[Data records]
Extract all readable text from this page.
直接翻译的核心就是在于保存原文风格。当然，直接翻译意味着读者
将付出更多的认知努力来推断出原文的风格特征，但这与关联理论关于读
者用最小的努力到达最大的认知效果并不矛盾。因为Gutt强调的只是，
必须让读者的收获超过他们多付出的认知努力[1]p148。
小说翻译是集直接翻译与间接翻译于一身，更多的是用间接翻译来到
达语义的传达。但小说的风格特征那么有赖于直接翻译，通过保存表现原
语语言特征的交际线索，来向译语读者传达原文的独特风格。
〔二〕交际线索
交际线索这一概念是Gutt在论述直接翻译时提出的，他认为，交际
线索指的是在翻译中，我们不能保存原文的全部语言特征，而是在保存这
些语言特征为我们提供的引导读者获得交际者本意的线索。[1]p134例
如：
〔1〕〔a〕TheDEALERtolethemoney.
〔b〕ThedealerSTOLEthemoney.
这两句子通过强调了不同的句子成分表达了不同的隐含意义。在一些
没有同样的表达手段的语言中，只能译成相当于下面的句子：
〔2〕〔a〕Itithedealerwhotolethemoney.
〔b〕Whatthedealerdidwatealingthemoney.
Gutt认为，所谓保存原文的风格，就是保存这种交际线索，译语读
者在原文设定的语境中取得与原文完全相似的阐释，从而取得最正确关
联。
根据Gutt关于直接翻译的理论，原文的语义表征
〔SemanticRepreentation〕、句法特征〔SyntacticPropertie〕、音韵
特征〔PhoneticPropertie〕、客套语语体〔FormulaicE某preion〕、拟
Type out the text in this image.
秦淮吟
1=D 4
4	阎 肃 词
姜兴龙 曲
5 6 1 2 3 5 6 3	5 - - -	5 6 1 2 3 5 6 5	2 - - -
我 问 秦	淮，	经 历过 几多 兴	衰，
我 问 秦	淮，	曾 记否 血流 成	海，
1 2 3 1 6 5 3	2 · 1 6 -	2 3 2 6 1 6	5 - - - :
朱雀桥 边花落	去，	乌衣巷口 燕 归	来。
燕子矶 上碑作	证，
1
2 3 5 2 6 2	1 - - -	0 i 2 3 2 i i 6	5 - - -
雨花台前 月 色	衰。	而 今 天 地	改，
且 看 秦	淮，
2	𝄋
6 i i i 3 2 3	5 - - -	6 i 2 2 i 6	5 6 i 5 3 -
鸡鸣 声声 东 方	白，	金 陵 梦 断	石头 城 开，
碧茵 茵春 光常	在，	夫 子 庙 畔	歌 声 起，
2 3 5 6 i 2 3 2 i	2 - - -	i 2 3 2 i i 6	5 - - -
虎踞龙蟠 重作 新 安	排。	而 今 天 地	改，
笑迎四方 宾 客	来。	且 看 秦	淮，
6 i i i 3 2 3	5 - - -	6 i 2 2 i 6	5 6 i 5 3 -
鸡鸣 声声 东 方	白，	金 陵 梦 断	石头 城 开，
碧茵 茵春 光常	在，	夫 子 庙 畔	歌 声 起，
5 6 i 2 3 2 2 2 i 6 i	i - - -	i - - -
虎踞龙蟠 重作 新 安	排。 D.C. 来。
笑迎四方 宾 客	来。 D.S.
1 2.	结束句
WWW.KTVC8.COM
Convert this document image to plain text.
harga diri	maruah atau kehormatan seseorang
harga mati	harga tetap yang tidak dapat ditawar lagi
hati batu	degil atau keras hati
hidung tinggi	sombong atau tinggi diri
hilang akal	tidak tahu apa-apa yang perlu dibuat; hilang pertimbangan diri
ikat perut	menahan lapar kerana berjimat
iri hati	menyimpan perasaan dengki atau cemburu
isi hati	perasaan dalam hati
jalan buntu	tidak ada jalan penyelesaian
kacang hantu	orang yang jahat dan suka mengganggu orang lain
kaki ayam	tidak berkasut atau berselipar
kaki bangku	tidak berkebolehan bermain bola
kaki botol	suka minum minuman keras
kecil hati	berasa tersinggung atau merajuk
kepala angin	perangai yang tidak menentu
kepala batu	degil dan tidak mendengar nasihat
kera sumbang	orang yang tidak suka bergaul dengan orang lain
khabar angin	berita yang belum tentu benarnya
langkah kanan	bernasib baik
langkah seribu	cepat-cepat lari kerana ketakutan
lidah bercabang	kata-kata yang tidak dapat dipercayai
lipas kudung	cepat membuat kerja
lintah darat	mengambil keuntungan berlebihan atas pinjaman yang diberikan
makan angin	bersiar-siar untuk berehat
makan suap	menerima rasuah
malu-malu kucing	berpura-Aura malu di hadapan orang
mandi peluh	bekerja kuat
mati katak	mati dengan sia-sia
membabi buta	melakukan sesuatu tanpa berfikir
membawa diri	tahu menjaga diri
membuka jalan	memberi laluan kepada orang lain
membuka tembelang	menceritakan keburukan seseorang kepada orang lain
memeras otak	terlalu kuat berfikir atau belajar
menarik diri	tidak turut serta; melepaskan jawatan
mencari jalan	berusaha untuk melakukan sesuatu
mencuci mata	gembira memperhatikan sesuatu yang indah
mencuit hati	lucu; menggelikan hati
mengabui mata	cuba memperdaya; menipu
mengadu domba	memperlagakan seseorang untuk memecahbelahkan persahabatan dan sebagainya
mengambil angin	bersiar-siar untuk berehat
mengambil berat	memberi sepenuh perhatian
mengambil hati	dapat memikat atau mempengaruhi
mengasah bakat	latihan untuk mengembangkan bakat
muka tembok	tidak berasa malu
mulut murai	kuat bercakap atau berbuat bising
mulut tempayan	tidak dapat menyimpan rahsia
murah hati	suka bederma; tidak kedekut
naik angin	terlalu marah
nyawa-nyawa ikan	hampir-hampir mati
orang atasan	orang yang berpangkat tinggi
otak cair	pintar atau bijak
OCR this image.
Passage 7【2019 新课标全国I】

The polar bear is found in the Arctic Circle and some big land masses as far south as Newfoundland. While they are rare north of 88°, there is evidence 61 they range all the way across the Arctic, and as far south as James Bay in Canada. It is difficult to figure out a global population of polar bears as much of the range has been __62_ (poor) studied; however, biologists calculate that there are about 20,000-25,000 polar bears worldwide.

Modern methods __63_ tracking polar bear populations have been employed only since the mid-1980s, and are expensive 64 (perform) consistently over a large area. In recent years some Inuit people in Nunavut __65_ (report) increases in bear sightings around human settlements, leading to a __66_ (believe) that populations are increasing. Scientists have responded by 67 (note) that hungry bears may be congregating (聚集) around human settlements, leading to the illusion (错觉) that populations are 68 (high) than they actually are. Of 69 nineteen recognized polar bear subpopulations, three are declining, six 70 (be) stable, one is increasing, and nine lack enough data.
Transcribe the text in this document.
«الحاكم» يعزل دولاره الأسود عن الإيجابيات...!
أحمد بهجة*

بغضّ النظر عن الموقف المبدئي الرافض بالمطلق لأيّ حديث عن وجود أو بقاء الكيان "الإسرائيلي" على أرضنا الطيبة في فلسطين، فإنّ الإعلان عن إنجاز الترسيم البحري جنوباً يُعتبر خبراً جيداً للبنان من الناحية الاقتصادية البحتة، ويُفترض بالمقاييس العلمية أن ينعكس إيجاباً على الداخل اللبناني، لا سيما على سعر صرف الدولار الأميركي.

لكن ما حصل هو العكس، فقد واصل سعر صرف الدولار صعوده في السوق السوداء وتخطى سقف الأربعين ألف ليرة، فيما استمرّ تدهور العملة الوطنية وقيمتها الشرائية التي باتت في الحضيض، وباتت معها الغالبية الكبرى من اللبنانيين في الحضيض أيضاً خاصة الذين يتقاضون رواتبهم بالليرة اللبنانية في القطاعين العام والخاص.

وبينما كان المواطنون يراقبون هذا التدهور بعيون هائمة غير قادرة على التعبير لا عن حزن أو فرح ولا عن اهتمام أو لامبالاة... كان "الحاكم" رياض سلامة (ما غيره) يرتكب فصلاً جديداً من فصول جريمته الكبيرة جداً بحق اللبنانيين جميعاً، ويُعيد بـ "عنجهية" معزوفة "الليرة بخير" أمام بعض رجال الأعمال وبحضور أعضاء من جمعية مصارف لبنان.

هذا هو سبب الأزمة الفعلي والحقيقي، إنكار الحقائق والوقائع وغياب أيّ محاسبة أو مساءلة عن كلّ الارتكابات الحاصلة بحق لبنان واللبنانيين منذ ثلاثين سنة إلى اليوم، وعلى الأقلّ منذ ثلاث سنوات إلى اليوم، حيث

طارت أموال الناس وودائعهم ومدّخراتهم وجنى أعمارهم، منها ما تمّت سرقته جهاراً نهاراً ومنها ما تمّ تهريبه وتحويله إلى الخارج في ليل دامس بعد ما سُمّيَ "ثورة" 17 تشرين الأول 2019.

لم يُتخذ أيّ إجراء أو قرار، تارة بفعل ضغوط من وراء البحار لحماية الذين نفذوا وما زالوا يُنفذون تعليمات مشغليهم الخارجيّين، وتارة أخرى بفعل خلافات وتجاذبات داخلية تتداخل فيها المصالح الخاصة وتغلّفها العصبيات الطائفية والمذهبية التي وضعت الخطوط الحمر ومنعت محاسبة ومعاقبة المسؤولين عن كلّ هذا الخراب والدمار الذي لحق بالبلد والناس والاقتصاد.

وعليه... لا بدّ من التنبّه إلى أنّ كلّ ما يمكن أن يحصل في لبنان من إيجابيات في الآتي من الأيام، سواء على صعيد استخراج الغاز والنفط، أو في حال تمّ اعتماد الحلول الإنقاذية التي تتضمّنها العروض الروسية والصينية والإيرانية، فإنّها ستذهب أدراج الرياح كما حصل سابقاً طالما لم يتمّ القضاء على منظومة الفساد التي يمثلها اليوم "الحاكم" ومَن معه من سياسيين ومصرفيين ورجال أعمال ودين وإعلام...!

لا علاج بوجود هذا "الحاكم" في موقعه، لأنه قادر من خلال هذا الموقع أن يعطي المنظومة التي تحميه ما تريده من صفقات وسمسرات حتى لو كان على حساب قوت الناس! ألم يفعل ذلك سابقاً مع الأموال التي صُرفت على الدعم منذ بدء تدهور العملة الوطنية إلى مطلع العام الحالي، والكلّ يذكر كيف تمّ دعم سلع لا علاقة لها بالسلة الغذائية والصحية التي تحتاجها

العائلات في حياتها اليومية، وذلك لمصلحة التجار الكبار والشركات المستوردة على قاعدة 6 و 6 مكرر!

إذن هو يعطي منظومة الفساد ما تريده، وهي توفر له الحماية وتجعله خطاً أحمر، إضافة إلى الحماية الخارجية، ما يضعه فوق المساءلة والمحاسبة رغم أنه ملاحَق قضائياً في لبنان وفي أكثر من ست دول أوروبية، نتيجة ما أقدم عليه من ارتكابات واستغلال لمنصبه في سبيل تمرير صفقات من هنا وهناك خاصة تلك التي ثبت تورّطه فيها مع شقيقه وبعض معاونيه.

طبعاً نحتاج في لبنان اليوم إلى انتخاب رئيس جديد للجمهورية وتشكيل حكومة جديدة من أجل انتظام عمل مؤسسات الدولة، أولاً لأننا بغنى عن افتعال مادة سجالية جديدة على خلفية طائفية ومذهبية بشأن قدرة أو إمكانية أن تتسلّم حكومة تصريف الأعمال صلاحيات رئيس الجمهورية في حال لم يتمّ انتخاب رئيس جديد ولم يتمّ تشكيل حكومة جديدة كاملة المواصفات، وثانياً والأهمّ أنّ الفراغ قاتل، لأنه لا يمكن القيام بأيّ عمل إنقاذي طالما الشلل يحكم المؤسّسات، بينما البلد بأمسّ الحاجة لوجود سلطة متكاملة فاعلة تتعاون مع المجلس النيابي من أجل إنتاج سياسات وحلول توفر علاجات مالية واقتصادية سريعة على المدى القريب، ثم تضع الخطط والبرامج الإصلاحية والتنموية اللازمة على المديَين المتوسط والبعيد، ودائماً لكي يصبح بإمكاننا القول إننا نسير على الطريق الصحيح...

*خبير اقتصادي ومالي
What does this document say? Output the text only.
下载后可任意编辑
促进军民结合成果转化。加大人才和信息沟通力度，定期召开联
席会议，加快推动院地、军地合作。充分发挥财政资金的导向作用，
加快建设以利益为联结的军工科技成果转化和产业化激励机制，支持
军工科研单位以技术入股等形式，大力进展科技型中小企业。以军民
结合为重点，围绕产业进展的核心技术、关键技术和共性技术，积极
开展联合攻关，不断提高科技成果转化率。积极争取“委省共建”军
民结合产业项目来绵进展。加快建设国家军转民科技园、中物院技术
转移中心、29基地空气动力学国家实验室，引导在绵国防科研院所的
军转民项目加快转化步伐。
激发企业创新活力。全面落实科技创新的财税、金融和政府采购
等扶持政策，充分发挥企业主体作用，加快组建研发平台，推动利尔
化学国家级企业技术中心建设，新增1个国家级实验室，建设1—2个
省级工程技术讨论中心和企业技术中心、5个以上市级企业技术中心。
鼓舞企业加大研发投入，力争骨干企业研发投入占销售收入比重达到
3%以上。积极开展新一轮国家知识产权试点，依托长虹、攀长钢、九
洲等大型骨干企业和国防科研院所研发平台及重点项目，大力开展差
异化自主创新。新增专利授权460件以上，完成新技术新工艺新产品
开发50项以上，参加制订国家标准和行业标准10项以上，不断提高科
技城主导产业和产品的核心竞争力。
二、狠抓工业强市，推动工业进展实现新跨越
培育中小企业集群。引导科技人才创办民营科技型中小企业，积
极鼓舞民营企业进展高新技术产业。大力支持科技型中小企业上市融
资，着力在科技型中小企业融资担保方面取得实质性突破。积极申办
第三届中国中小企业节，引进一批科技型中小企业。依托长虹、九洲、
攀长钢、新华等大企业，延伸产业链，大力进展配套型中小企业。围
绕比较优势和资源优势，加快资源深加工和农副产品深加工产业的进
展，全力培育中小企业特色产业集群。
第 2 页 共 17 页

Short exercise: Reproduce only the lines running from the one with "What does this" through the final line of the listing above, both ends included.

The output:
What does this document say? Output the text only.
下载后可任意编辑
促进军民结合成果转化。加大人才和信息沟通力度，定期召开联
席会议，加快推动院地、军地合作。充分发挥财政资金的导向作用，
加快建设以利益为联结的军工科技成果转化和产业化激励机制，支持
军工科研单位以技术入股等形式，大力进展科技型中小企业。以军民
结合为重点，围绕产业进展的核心技术、关键技术和共性技术，积极
开展联合攻关，不断提高科技成果转化率。积极争取“委省共建”军
民结合产业项目来绵进展。加快建设国家军转民科技园、中物院技术
转移中心、29基地空气动力学国家实验室，引导在绵国防科研院所的
军转民项目加快转化步伐。
激发企业创新活力。全面落实科技创新的财税、金融和政府采购
等扶持政策，充分发挥企业主体作用，加快组建研发平台，推动利尔
化学国家级企业技术中心建设，新增1个国家级实验室，建设1—2个
省级工程技术讨论中心和企业技术中心、5个以上市级企业技术中心。
鼓舞企业加大研发投入，力争骨干企业研发投入占销售收入比重达到
3%以上。积极开展新一轮国家知识产权试点，依托长虹、攀长钢、九
洲等大型骨干企业和国防科研院所研发平台及重点项目，大力开展差
异化自主创新。新增专利授权460件以上，完成新技术新工艺新产品
开发50项以上，参加制订国家标准和行业标准10项以上，不断提高科
技城主导产业和产品的核心竞争力。
二、狠抓工业强市，推动工业进展实现新跨越
培育中小企业集群。引导科技人才创办民营科技型中小企业，积
极鼓舞民营企业进展高新技术产业。大力支持科技型中小企业上市融
资，着力在科技型中小企业融资担保方面取得实质性突破。积极申办
第三届中国中小企业节，引进一批科技型中小企业。依托长虹、九洲、
攀长钢、新华等大企业，延伸产业链，大力进展配套型中小企业。围
绕比较优势和资源优势，加快资源深加工和农副产品深加工产业的进
展，全力培育中小企业特色产业集群。
第 2 页 共 17 页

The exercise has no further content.